Work to complete =
Restate the entries below verbatim.

BEGIN

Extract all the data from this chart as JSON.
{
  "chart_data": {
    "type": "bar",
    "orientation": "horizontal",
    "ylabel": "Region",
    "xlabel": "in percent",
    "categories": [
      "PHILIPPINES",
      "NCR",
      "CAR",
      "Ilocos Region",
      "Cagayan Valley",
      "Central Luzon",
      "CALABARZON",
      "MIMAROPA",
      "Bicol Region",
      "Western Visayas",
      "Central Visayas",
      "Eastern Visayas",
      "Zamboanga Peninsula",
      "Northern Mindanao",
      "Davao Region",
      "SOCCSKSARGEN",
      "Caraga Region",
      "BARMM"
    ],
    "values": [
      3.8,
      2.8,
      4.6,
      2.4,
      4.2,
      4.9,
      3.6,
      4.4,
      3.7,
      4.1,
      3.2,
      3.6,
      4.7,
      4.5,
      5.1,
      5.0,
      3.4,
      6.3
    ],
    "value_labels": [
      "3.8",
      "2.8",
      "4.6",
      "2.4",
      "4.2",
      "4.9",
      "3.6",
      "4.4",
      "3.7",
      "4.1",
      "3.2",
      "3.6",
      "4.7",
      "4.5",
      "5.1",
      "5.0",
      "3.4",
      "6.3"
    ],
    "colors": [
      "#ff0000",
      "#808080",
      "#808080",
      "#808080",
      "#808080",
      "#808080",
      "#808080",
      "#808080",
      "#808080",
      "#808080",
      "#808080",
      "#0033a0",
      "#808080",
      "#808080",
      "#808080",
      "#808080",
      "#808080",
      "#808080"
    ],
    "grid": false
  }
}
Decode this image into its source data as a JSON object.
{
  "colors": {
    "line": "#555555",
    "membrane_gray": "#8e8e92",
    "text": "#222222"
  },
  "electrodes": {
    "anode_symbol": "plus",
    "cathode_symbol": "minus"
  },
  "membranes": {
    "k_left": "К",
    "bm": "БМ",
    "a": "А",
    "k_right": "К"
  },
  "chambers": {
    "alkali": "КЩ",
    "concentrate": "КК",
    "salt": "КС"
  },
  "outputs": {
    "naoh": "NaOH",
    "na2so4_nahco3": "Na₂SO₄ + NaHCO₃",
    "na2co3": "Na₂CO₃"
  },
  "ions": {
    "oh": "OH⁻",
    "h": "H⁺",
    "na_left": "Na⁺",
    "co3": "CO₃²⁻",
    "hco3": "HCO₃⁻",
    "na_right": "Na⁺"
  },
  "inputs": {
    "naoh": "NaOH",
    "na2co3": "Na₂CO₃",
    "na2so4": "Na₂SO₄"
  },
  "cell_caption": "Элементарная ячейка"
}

END

Response to this exercise =
Extract all the data from this chart as JSON.
{
  "chart_data": {
    "type": "bar",
    "orientation": "horizontal",
    "ylabel": "Region",
    "xlabel": "in percent",
    "categories": [
      "PHILIPPINES",
      "NCR",
      "CAR",
      "Ilocos Region",
      "Cagayan Valley",
      "Central Luzon",
      "CALABARZON",
      "MIMAROPA",
      "Bicol Region",
      "Western Visayas",
      "Central Visayas",
      "Eastern Visayas",
      "Zamboanga Peninsula",
      "Northern Mindanao",
      "Davao Region",
      "SOCCSKSARGEN",
      "Caraga Region",
      "BARMM"
    ],
    "values": [
      3.8,
      2.8,
      4.6,
      2.4,
      4.2,
      4.9,
      3.6,
      4.4,
      3.7,
      4.1,
      3.2,
      3.6,
      4.7,
      4.5,
      5.1,
      5.0,
      3.4,
      6.3
    ],
    "value_labels": [
      "3.8",
      "2.8",
      "4.6",
      "2.4",
      "4.2",
      "4.9",
      "3.6",
      "4.4",
      "3.7",
      "4.1",
      "3.2",
      "3.6",
      "4.7",
      "4.5",
      "5.1",
      "5.0",
      "3.4",
      "6.3"
    ],
    "colors": [
      "#ff0000",
      "#808080",
      "#808080",
      "#808080",
      "#808080",
      "#808080",
      "#808080",
      "#808080",
      "#808080",
      "#808080",
      "#808080",
      "#0033a0",
      "#808080",
      "#808080",
      "#808080",
      "#808080",
      "#808080",
      "#808080"
    ],
    "grid": false
  }
}
Decode this image into its source data as a JSON object.
{
  "colors": {
    "line": "#555555",
    "membrane_gray": "#8e8e92",
    "text": "#222222"
  },
  "electrodes": {
    "anode_symbol": "plus",
    "cathode_symbol": "minus"
  },
  "membranes": {
    "k_left": "К",
    "bm": "БМ",
    "a": "А",
    "k_right": "К"
  },
  "chambers": {
    "alkali": "КЩ",
    "concentrate": "КК",
    "salt": "КС"
  },
  "outputs": {
    "naoh": "NaOH",
    "na2so4_nahco3": "Na₂SO₄ + NaHCO₃",
    "na2co3": "Na₂CO₃"
  },
  "ions": {
    "oh": "OH⁻",
    "h": "H⁺",
    "na_left": "Na⁺",
    "co3": "CO₃²⁻",
    "hco3": "HCO₃⁻",
    "na_right": "Na⁺"
  },
  "inputs": {
    "naoh": "NaOH",
    "na2co3": "Na₂CO₃",
    "na2so4": "Na₂SO₄"
  },
  "cell_caption": "Элементарная ячейка"
}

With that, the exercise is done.